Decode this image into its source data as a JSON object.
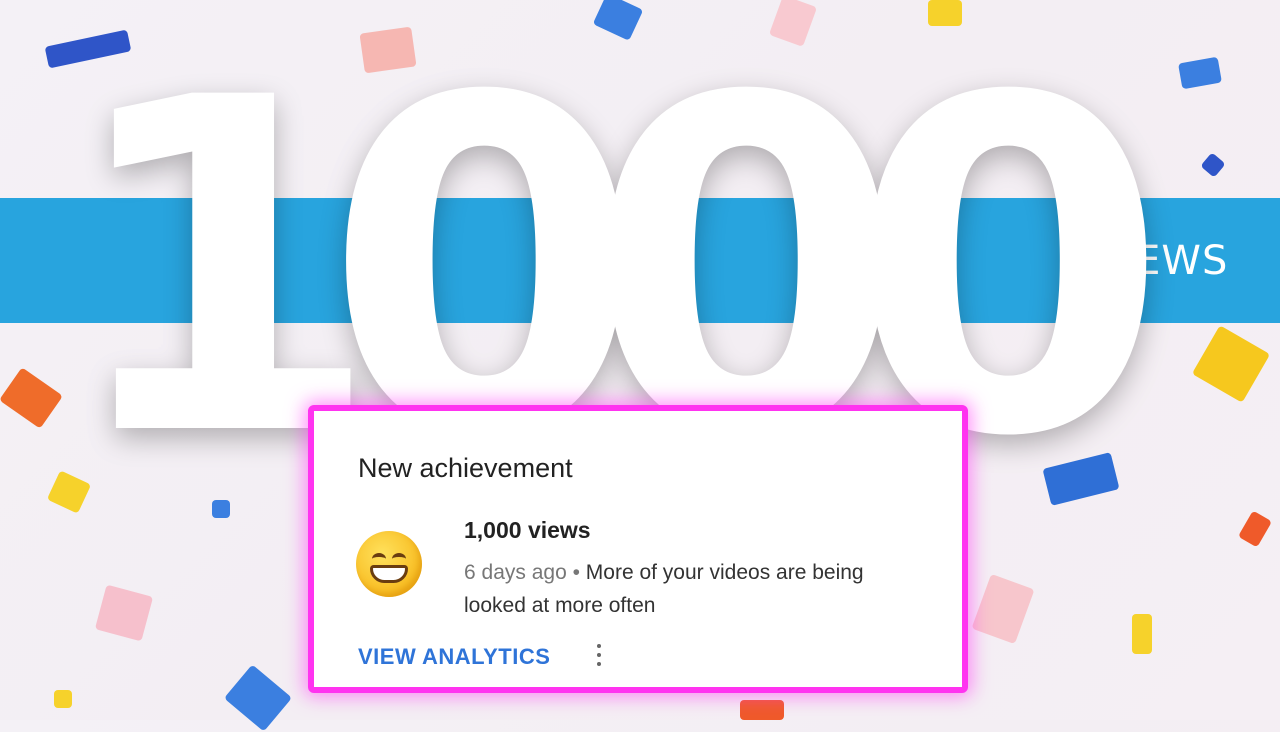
{
  "banner": {
    "big_number": "1000",
    "label": "VIEWS"
  },
  "card": {
    "title": "New achievement",
    "emoji_icon": "grinning-face-emoji",
    "achievement": "1,000 views",
    "time": "6 days ago",
    "separator": " • ",
    "description": "More of your videos are being looked at more often",
    "action_label": "VIEW ANALYTICS"
  },
  "colors": {
    "stripe": "#28a4de",
    "card_border": "#ff33f0",
    "action": "#2f74d8"
  }
}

+ + + + +

### What you need to do
Identify the lines in the entries that hold "achievement" and return each one.

### Response
    "title": "New achievement",
    "achievement": "1,000 views",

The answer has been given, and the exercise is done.